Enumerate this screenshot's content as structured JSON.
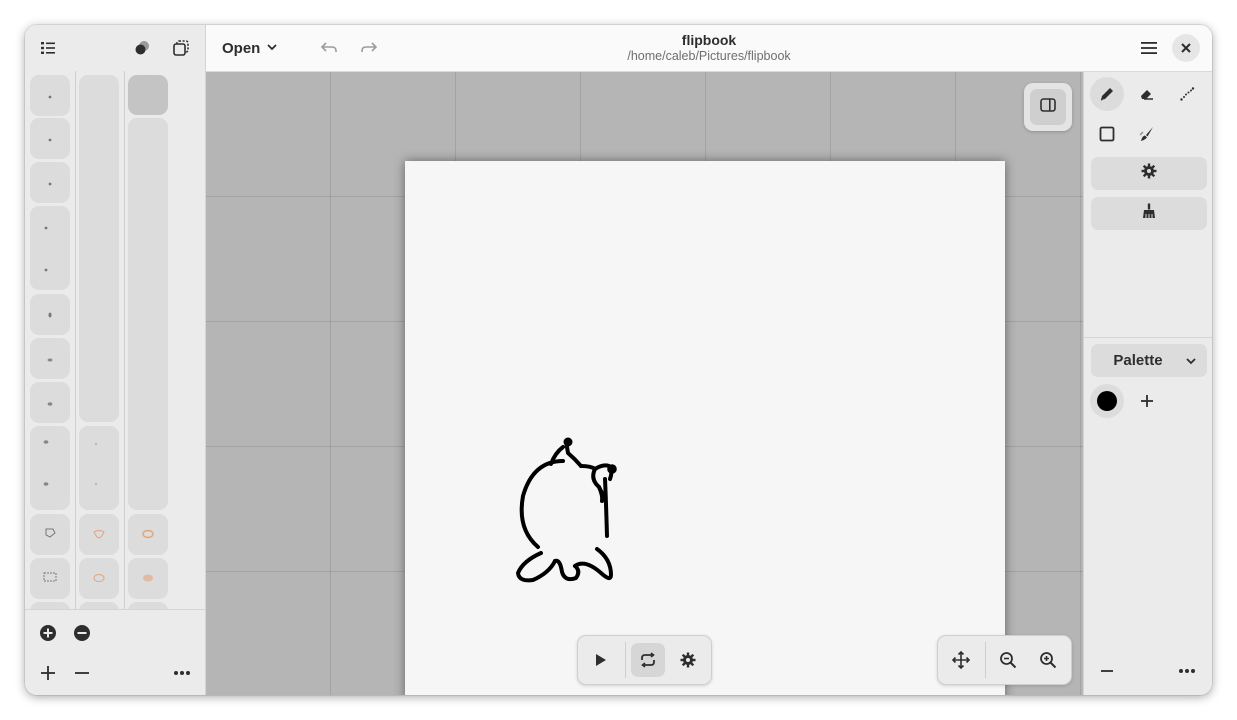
{
  "header": {
    "open_label": "Open",
    "title": "flipbook",
    "subtitle": "/home/caleb/Pictures/flipbook"
  },
  "palette": {
    "label": "Palette",
    "colors": [
      "#000000"
    ]
  },
  "colors": {
    "accent_active_tool": "#dcdcdc",
    "canvas_bg": "#b5b5b5",
    "paper": "#f6f6f6"
  },
  "icons": {
    "sidebar_top": [
      "list-icon",
      "onion-skin-icon",
      "frame-select-icon"
    ],
    "tools": [
      "pencil-icon",
      "eraser-icon",
      "dotted-line-icon",
      "rectangle-icon",
      "fill-brush-icon"
    ],
    "tool_actions": [
      "gear-icon",
      "broom-icon"
    ],
    "playback": [
      "play-icon",
      "loop-icon",
      "gear-icon"
    ],
    "view": [
      "move-icon",
      "zoom-out-icon",
      "zoom-in-icon"
    ]
  }
}
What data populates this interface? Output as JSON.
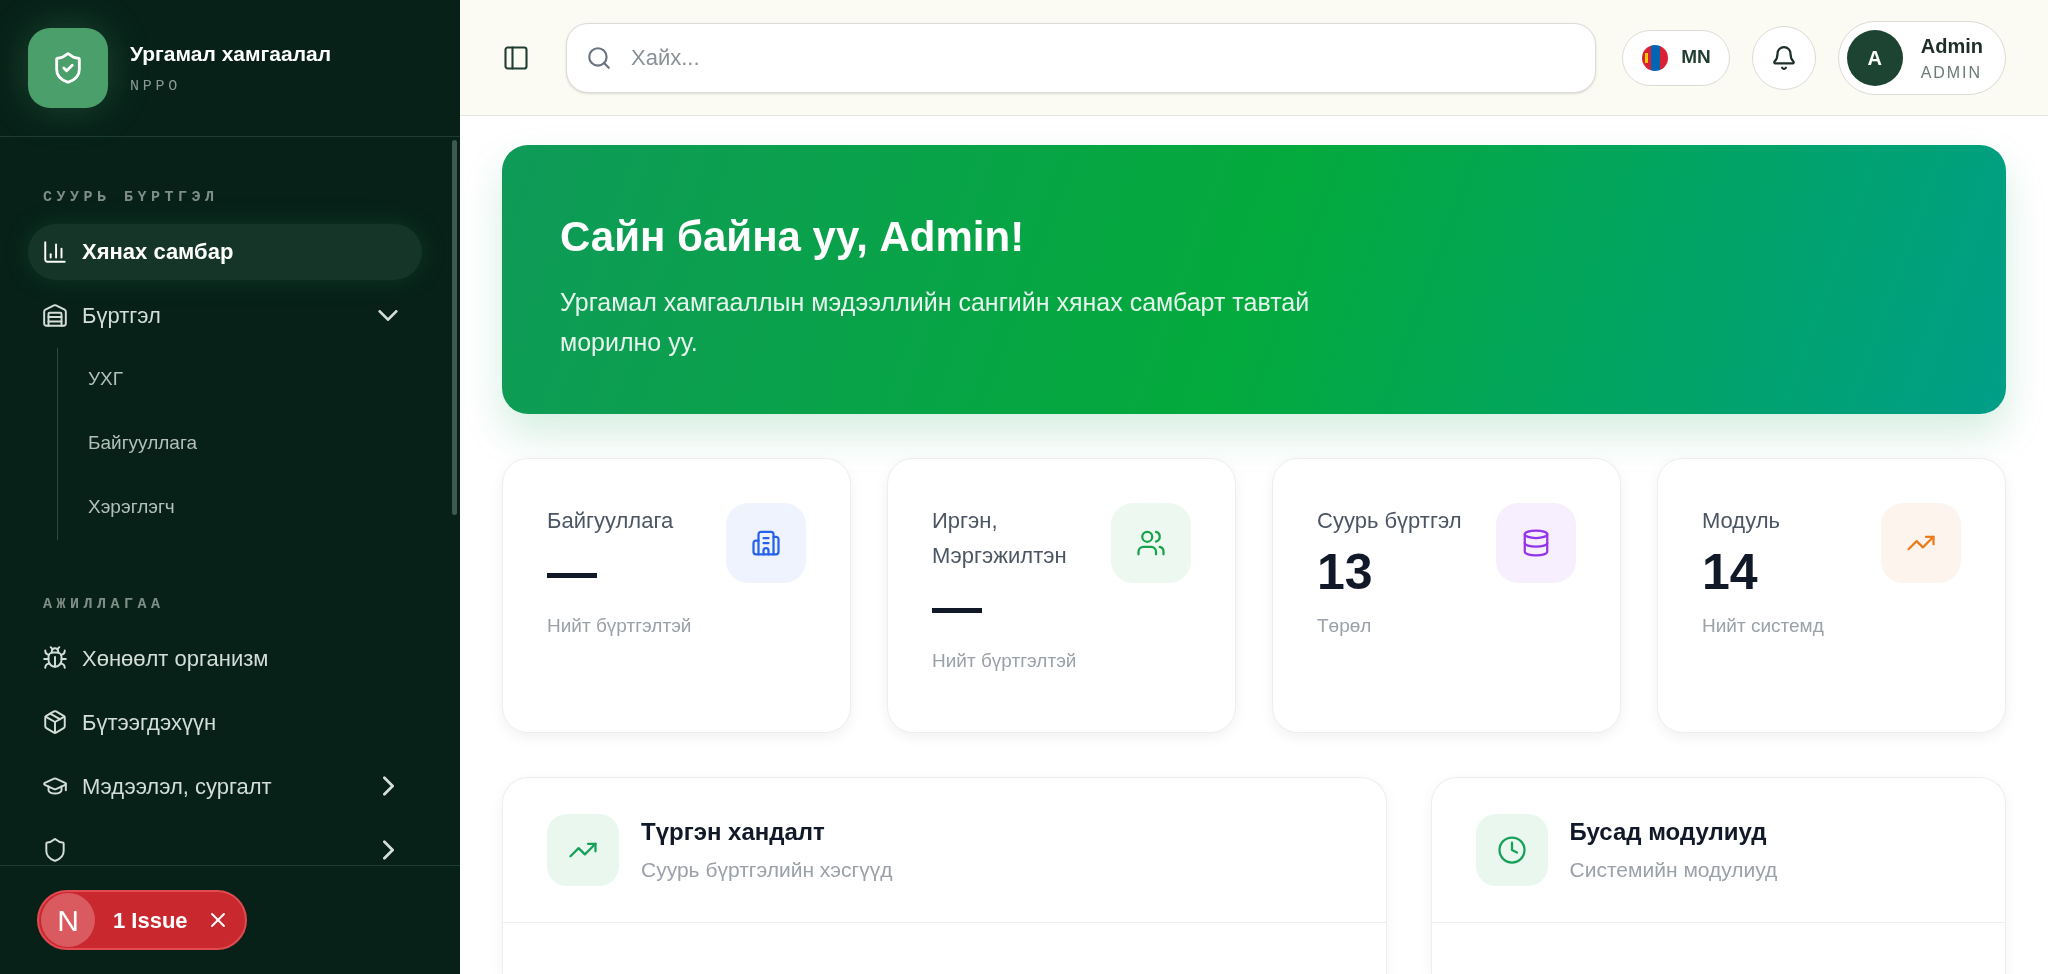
{
  "sidebar": {
    "brand": {
      "title": "Ургамал хамгаалал",
      "subtitle": "NPPO"
    },
    "sections": [
      {
        "heading": "СУУРЬ БҮРТГЭЛ",
        "items": [
          {
            "label": "Хянах самбар",
            "kind": "chart",
            "selected": true
          },
          {
            "label": "Бүртгэл",
            "kind": "warehouse",
            "selected": false,
            "expanded": true,
            "children": [
              {
                "label": "УХГ",
                "selected": false
              },
              {
                "label": "Байгууллага",
                "selected": false
              },
              {
                "label": "Хэрэглэгч",
                "selected": false
              }
            ]
          }
        ]
      },
      {
        "heading": "АЖИЛЛАГАА",
        "items": [
          {
            "label": "Хөнөөлт организм",
            "kind": "bug",
            "selected": false
          },
          {
            "label": "Бүтээгдэхүүн",
            "kind": "package",
            "selected": false
          },
          {
            "label": "Мэдээлэл, сургалт",
            "kind": "cap",
            "selected": false,
            "expanded": false
          },
          {
            "kind": "shield",
            "selected": false,
            "expanded": false
          }
        ]
      }
    ]
  },
  "issue_badge": {
    "logo": "N",
    "label": "1 Issue"
  },
  "header": {
    "search": {
      "placeholder": "Хайх..."
    },
    "language": "MN",
    "user": {
      "initial": "A",
      "name": "Admin",
      "role": "ADMIN"
    }
  },
  "banner": {
    "title": "Сайн байна уу, Admin!",
    "text": "Ургамал хамгааллын мэдээллийн сангийн хянах самбарт тавтай морилно уу."
  },
  "stats": [
    {
      "label": "Байгууллага",
      "value": "—",
      "caption": "Нийт бүртгэлтэй",
      "kind": "building",
      "color": "#2563eb"
    },
    {
      "label": "Иргэн, Мэргэжилтэн",
      "value": "—",
      "caption": "Нийт бүртгэлтэй",
      "kind": "users",
      "color": "#16a34a"
    },
    {
      "label": "Суурь бүртгэл",
      "value": "13",
      "caption": "Төрөл",
      "kind": "database",
      "color": "#9333ea"
    },
    {
      "label": "Модуль",
      "value": "14",
      "caption": "Нийт системд",
      "kind": "trending",
      "color": "#ea7a1a"
    }
  ],
  "panels": [
    {
      "title": "Түргэн хандалт",
      "subtitle": "Суурь бүртгэлийн хэсгүүд",
      "kind": "trending"
    },
    {
      "title": "Бусад модулиуд",
      "subtitle": "Системийн модулиуд",
      "kind": "clock"
    }
  ]
}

***

» Exercise aim
Copy all lines of the material above where the string "caption" occurs.

» Written answer
      "caption": "Нийт бүртгэлтэй",
      "caption": "Нийт бүртгэлтэй",
      "caption": "Төрөл",
      "caption": "Нийт системд",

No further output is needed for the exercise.